Task prompt: Leave every picture out and write out the records below exactly.

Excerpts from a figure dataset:
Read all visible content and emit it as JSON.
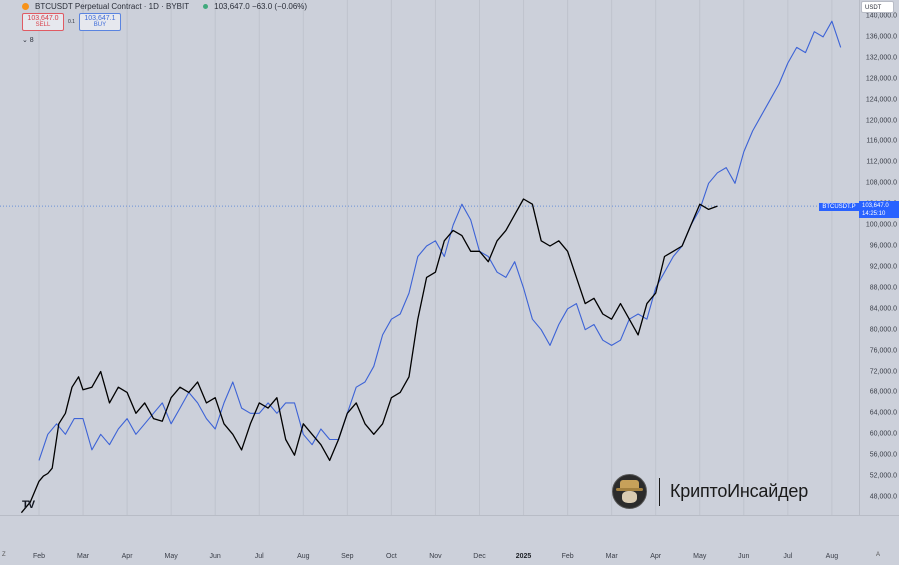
{
  "header": {
    "symbol": "BTCUSDT Perpetual Contract · 1D · BYBIT",
    "price_info": "103,647.0  −63.0 (−0.06%)"
  },
  "trade": {
    "sell_price": "103,647.0",
    "sell_label": "SELL",
    "spread": "0.1",
    "buy_price": "103,647.1",
    "buy_label": "BUY"
  },
  "collapse_label": "⌄ 8",
  "currency": "USDT",
  "price_tag": {
    "symbol": "BTCUSDT.P",
    "price": "103,647.0",
    "countdown": "14:25:10"
  },
  "watermark": {
    "text": "КриптоИнсайдер"
  },
  "logo": {
    "text": "TV"
  },
  "nav": {
    "left": "Z",
    "right": "A"
  },
  "colors": {
    "black_series": "#000000",
    "blue_series": "#3d63d6",
    "price_line": "#6a8fd8",
    "accent": "#2962ff"
  },
  "chart_data": {
    "type": "line",
    "title": "BTCUSDT Perpetual Contract · 1D · BYBIT",
    "xlabel": "",
    "ylabel": "",
    "ylim": [
      44000,
      141000
    ],
    "yticks": [
      "140,000.0",
      "136,000.0",
      "132,000.0",
      "128,000.0",
      "124,000.0",
      "120,000.0",
      "116,000.0",
      "112,000.0",
      "108,000.0",
      "104,000.0",
      "100,000.0",
      "96,000.0",
      "92,000.0",
      "88,000.0",
      "84,000.0",
      "80,000.0",
      "76,000.0",
      "72,000.0",
      "68,000.0",
      "64,000.0",
      "60,000.0",
      "56,000.0",
      "52,000.0",
      "48,000.0"
    ],
    "x_tick_labels": [
      "Feb",
      "Mar",
      "Apr",
      "May",
      "Jun",
      "Jul",
      "Aug",
      "Sep",
      "Oct",
      "Nov",
      "Dec",
      "2025",
      "Feb",
      "Mar",
      "Apr",
      "May",
      "Jun",
      "Jul",
      "Aug"
    ],
    "x_tick_months": [
      1,
      2,
      3,
      4,
      5,
      6,
      7,
      8,
      9,
      10,
      11,
      12,
      13,
      14,
      15,
      16,
      17,
      18,
      19
    ],
    "current_price": 103647,
    "series": [
      {
        "color": "#000000",
        "x": [
          0.6,
          0.8,
          1.0,
          1.1,
          1.2,
          1.3,
          1.45,
          1.6,
          1.75,
          1.9,
          2.0,
          2.2,
          2.4,
          2.6,
          2.8,
          3.0,
          3.2,
          3.4,
          3.6,
          3.8,
          4.0,
          4.2,
          4.4,
          4.6,
          4.8,
          5.0,
          5.2,
          5.4,
          5.6,
          5.8,
          6.0,
          6.2,
          6.4,
          6.6,
          6.8,
          7.0,
          7.2,
          7.4,
          7.6,
          7.8,
          8.0,
          8.2,
          8.4,
          8.6,
          8.8,
          9.0,
          9.2,
          9.4,
          9.6,
          9.8,
          10.0,
          10.2,
          10.4,
          10.6,
          10.8,
          11.0,
          11.2,
          11.4,
          11.6,
          11.8,
          12.0,
          12.2,
          12.4,
          12.6,
          12.8,
          13.0,
          13.2,
          13.4,
          13.6,
          13.8,
          14.0,
          14.2,
          14.4,
          14.6,
          14.8,
          15.0,
          15.2,
          15.4,
          15.6,
          15.8,
          16.0,
          16.2,
          16.4
        ],
        "y": [
          45000,
          47000,
          51000,
          52000,
          52500,
          53500,
          62000,
          64000,
          69000,
          71000,
          68500,
          69000,
          72000,
          66000,
          69000,
          68000,
          64000,
          66000,
          63000,
          62500,
          67000,
          69000,
          68000,
          70000,
          66000,
          67000,
          62000,
          60000,
          57000,
          62000,
          66000,
          65000,
          67000,
          59000,
          56000,
          62000,
          60000,
          58000,
          55000,
          59000,
          64000,
          66000,
          62000,
          60000,
          62000,
          67000,
          68000,
          71000,
          82000,
          90000,
          91000,
          97000,
          99000,
          98000,
          95000,
          95000,
          93000,
          97000,
          99000,
          102000,
          105000,
          104000,
          97000,
          96000,
          97000,
          95000,
          90000,
          85000,
          86000,
          83000,
          82000,
          85000,
          82000,
          79000,
          85000,
          87000,
          94000,
          95000,
          96000,
          100000,
          104000,
          103000,
          103647
        ]
      },
      {
        "color": "#3d63d6",
        "x": [
          1.0,
          1.2,
          1.4,
          1.6,
          1.8,
          2.0,
          2.2,
          2.4,
          2.6,
          2.8,
          3.0,
          3.2,
          3.4,
          3.6,
          3.8,
          4.0,
          4.2,
          4.4,
          4.6,
          4.8,
          5.0,
          5.2,
          5.4,
          5.6,
          5.8,
          6.0,
          6.2,
          6.4,
          6.6,
          6.8,
          7.0,
          7.2,
          7.4,
          7.6,
          7.8,
          8.0,
          8.2,
          8.4,
          8.6,
          8.8,
          9.0,
          9.2,
          9.4,
          9.6,
          9.8,
          10.0,
          10.2,
          10.4,
          10.6,
          10.8,
          11.0,
          11.2,
          11.4,
          11.6,
          11.8,
          12.0,
          12.2,
          12.4,
          12.6,
          12.8,
          13.0,
          13.2,
          13.4,
          13.6,
          13.8,
          14.0,
          14.2,
          14.4,
          14.6,
          14.8,
          15.0,
          15.2,
          15.4,
          15.6,
          15.8,
          16.0,
          16.2,
          16.4,
          16.6,
          16.8,
          17.0,
          17.2,
          17.4,
          17.6,
          17.8,
          18.0,
          18.2,
          18.4,
          18.6,
          18.8,
          19.0,
          19.2
        ],
        "y": [
          55000,
          60000,
          62000,
          60000,
          63000,
          63000,
          57000,
          60000,
          58000,
          61000,
          63000,
          60000,
          62000,
          64000,
          66000,
          62000,
          65000,
          68000,
          66000,
          63000,
          61000,
          66000,
          70000,
          65000,
          64000,
          64000,
          66000,
          64000,
          66000,
          66000,
          60000,
          58000,
          61000,
          59000,
          59000,
          64000,
          69000,
          70000,
          73000,
          79000,
          82000,
          83000,
          87000,
          94000,
          96000,
          97000,
          94000,
          100000,
          104000,
          101000,
          95000,
          94000,
          91000,
          90000,
          93000,
          88000,
          82000,
          80000,
          77000,
          81000,
          84000,
          85000,
          80000,
          81000,
          78000,
          77000,
          78000,
          82000,
          83000,
          82000,
          88000,
          91000,
          94000,
          96000,
          100000,
          103000,
          108000,
          110000,
          111000,
          108000,
          114000,
          118000,
          121000,
          124000,
          127000,
          131000,
          134000,
          133000,
          137000,
          136000,
          139000,
          134000
        ]
      }
    ]
  }
}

Response:
Read all visible content and emit it as JSON.
{
  "header": {
    "symbol": "BTCUSDT Perpetual Contract · 1D · BYBIT",
    "price_info": "103,647.0  −63.0 (−0.06%)"
  },
  "trade": {
    "sell_price": "103,647.0",
    "sell_label": "SELL",
    "spread": "0.1",
    "buy_price": "103,647.1",
    "buy_label": "BUY"
  },
  "collapse_label": "⌄ 8",
  "currency": "USDT",
  "price_tag": {
    "symbol": "BTCUSDT.P",
    "price": "103,647.0",
    "countdown": "14:25:10"
  },
  "watermark": {
    "text": "КриптоИнсайдер"
  },
  "logo": {
    "text": "TV"
  },
  "nav": {
    "left": "Z",
    "right": "A"
  },
  "colors": {
    "black_series": "#000000",
    "blue_series": "#3d63d6",
    "price_line": "#6a8fd8",
    "accent": "#2962ff"
  },
  "chart_data": {
    "type": "line",
    "title": "BTCUSDT Perpetual Contract · 1D · BYBIT",
    "xlabel": "",
    "ylabel": "",
    "ylim": [
      44000,
      141000
    ],
    "yticks": [
      "140,000.0",
      "136,000.0",
      "132,000.0",
      "128,000.0",
      "124,000.0",
      "120,000.0",
      "116,000.0",
      "112,000.0",
      "108,000.0",
      "104,000.0",
      "100,000.0",
      "96,000.0",
      "92,000.0",
      "88,000.0",
      "84,000.0",
      "80,000.0",
      "76,000.0",
      "72,000.0",
      "68,000.0",
      "64,000.0",
      "60,000.0",
      "56,000.0",
      "52,000.0",
      "48,000.0"
    ],
    "x_tick_labels": [
      "Feb",
      "Mar",
      "Apr",
      "May",
      "Jun",
      "Jul",
      "Aug",
      "Sep",
      "Oct",
      "Nov",
      "Dec",
      "2025",
      "Feb",
      "Mar",
      "Apr",
      "May",
      "Jun",
      "Jul",
      "Aug"
    ],
    "x_tick_months": [
      1,
      2,
      3,
      4,
      5,
      6,
      7,
      8,
      9,
      10,
      11,
      12,
      13,
      14,
      15,
      16,
      17,
      18,
      19
    ],
    "current_price": 103647,
    "series": [
      {
        "color": "#000000",
        "x": [
          0.6,
          0.8,
          1.0,
          1.1,
          1.2,
          1.3,
          1.45,
          1.6,
          1.75,
          1.9,
          2.0,
          2.2,
          2.4,
          2.6,
          2.8,
          3.0,
          3.2,
          3.4,
          3.6,
          3.8,
          4.0,
          4.2,
          4.4,
          4.6,
          4.8,
          5.0,
          5.2,
          5.4,
          5.6,
          5.8,
          6.0,
          6.2,
          6.4,
          6.6,
          6.8,
          7.0,
          7.2,
          7.4,
          7.6,
          7.8,
          8.0,
          8.2,
          8.4,
          8.6,
          8.8,
          9.0,
          9.2,
          9.4,
          9.6,
          9.8,
          10.0,
          10.2,
          10.4,
          10.6,
          10.8,
          11.0,
          11.2,
          11.4,
          11.6,
          11.8,
          12.0,
          12.2,
          12.4,
          12.6,
          12.8,
          13.0,
          13.2,
          13.4,
          13.6,
          13.8,
          14.0,
          14.2,
          14.4,
          14.6,
          14.8,
          15.0,
          15.2,
          15.4,
          15.6,
          15.8,
          16.0,
          16.2,
          16.4
        ],
        "y": [
          45000,
          47000,
          51000,
          52000,
          52500,
          53500,
          62000,
          64000,
          69000,
          71000,
          68500,
          69000,
          72000,
          66000,
          69000,
          68000,
          64000,
          66000,
          63000,
          62500,
          67000,
          69000,
          68000,
          70000,
          66000,
          67000,
          62000,
          60000,
          57000,
          62000,
          66000,
          65000,
          67000,
          59000,
          56000,
          62000,
          60000,
          58000,
          55000,
          59000,
          64000,
          66000,
          62000,
          60000,
          62000,
          67000,
          68000,
          71000,
          82000,
          90000,
          91000,
          97000,
          99000,
          98000,
          95000,
          95000,
          93000,
          97000,
          99000,
          102000,
          105000,
          104000,
          97000,
          96000,
          97000,
          95000,
          90000,
          85000,
          86000,
          83000,
          82000,
          85000,
          82000,
          79000,
          85000,
          87000,
          94000,
          95000,
          96000,
          100000,
          104000,
          103000,
          103647
        ]
      },
      {
        "color": "#3d63d6",
        "x": [
          1.0,
          1.2,
          1.4,
          1.6,
          1.8,
          2.0,
          2.2,
          2.4,
          2.6,
          2.8,
          3.0,
          3.2,
          3.4,
          3.6,
          3.8,
          4.0,
          4.2,
          4.4,
          4.6,
          4.8,
          5.0,
          5.2,
          5.4,
          5.6,
          5.8,
          6.0,
          6.2,
          6.4,
          6.6,
          6.8,
          7.0,
          7.2,
          7.4,
          7.6,
          7.8,
          8.0,
          8.2,
          8.4,
          8.6,
          8.8,
          9.0,
          9.2,
          9.4,
          9.6,
          9.8,
          10.0,
          10.2,
          10.4,
          10.6,
          10.8,
          11.0,
          11.2,
          11.4,
          11.6,
          11.8,
          12.0,
          12.2,
          12.4,
          12.6,
          12.8,
          13.0,
          13.2,
          13.4,
          13.6,
          13.8,
          14.0,
          14.2,
          14.4,
          14.6,
          14.8,
          15.0,
          15.2,
          15.4,
          15.6,
          15.8,
          16.0,
          16.2,
          16.4,
          16.6,
          16.8,
          17.0,
          17.2,
          17.4,
          17.6,
          17.8,
          18.0,
          18.2,
          18.4,
          18.6,
          18.8,
          19.0,
          19.2
        ],
        "y": [
          55000,
          60000,
          62000,
          60000,
          63000,
          63000,
          57000,
          60000,
          58000,
          61000,
          63000,
          60000,
          62000,
          64000,
          66000,
          62000,
          65000,
          68000,
          66000,
          63000,
          61000,
          66000,
          70000,
          65000,
          64000,
          64000,
          66000,
          64000,
          66000,
          66000,
          60000,
          58000,
          61000,
          59000,
          59000,
          64000,
          69000,
          70000,
          73000,
          79000,
          82000,
          83000,
          87000,
          94000,
          96000,
          97000,
          94000,
          100000,
          104000,
          101000,
          95000,
          94000,
          91000,
          90000,
          93000,
          88000,
          82000,
          80000,
          77000,
          81000,
          84000,
          85000,
          80000,
          81000,
          78000,
          77000,
          78000,
          82000,
          83000,
          82000,
          88000,
          91000,
          94000,
          96000,
          100000,
          103000,
          108000,
          110000,
          111000,
          108000,
          114000,
          118000,
          121000,
          124000,
          127000,
          131000,
          134000,
          133000,
          137000,
          136000,
          139000,
          134000
        ]
      }
    ]
  }
}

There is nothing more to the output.